OBJECTIVE
Answer with one number: how many lines hold the string "不到那里玩耍".

DATA SUPPLIED
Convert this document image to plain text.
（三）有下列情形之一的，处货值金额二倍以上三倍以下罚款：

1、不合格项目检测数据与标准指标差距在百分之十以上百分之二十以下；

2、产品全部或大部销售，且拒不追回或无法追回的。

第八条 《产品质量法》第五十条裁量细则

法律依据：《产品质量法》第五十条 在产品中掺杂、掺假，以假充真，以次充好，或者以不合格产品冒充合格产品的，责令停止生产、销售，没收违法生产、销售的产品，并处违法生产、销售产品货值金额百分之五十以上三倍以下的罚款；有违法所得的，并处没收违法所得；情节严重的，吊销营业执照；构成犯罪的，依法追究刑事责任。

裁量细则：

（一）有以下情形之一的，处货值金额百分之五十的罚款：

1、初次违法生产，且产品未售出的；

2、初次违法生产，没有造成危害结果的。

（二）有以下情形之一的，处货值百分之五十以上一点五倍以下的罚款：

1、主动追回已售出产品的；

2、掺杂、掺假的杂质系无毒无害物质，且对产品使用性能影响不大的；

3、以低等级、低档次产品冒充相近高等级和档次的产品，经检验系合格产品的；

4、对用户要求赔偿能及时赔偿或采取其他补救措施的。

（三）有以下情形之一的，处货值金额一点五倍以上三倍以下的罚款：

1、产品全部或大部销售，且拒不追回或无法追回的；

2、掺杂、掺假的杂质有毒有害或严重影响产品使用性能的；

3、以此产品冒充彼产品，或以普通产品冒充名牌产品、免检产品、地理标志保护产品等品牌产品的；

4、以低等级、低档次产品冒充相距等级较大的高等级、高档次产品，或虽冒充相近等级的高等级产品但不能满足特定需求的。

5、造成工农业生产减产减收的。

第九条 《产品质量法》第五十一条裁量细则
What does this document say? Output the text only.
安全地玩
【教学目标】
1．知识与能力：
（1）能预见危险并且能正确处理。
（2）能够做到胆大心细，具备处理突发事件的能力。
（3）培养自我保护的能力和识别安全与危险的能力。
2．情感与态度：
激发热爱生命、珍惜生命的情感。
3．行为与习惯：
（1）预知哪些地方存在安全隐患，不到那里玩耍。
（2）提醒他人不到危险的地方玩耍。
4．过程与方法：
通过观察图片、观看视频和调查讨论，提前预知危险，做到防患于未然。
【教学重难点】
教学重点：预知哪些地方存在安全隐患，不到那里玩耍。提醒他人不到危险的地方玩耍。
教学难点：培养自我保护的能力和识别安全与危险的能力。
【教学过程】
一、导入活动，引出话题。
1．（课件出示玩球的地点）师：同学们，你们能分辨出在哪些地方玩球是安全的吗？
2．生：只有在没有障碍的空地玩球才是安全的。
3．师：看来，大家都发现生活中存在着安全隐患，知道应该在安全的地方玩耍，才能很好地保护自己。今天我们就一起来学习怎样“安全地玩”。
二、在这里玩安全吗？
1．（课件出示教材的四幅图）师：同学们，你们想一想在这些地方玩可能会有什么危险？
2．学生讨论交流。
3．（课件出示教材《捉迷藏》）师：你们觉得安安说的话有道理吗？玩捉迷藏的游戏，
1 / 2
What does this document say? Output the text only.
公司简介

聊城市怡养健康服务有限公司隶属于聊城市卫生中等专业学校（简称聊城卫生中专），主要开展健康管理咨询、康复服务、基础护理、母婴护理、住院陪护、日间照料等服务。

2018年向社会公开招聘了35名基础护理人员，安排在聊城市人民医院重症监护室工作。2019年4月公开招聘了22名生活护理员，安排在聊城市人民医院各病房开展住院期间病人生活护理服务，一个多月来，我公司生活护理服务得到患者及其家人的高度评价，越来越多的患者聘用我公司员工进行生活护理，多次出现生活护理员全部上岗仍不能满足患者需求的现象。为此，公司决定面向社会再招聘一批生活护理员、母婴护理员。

TASK RESPONSE
2